Find the lines in these entries that include the word "Thrust" and state how many there are, with no other words.

▶ **RECORDS FOR THE TASK**:
···

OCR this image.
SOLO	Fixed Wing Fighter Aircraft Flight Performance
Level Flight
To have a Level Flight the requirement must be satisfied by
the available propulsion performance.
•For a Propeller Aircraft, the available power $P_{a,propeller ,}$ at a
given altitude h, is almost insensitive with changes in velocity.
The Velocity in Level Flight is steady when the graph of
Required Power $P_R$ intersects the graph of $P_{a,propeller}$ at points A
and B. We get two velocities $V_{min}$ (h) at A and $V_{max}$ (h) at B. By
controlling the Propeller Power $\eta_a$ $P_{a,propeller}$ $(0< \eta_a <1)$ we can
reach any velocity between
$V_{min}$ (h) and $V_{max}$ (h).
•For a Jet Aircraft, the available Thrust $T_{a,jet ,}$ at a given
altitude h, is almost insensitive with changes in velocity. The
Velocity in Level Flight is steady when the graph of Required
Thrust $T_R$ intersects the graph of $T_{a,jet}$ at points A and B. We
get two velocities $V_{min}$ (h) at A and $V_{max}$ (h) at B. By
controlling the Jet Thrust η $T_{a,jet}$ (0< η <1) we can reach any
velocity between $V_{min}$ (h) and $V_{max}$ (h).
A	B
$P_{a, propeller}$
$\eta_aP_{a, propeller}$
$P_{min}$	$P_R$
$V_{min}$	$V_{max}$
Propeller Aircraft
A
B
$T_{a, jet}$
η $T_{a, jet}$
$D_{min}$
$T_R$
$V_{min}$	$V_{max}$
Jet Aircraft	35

···

▶ **SOLUTION**: 3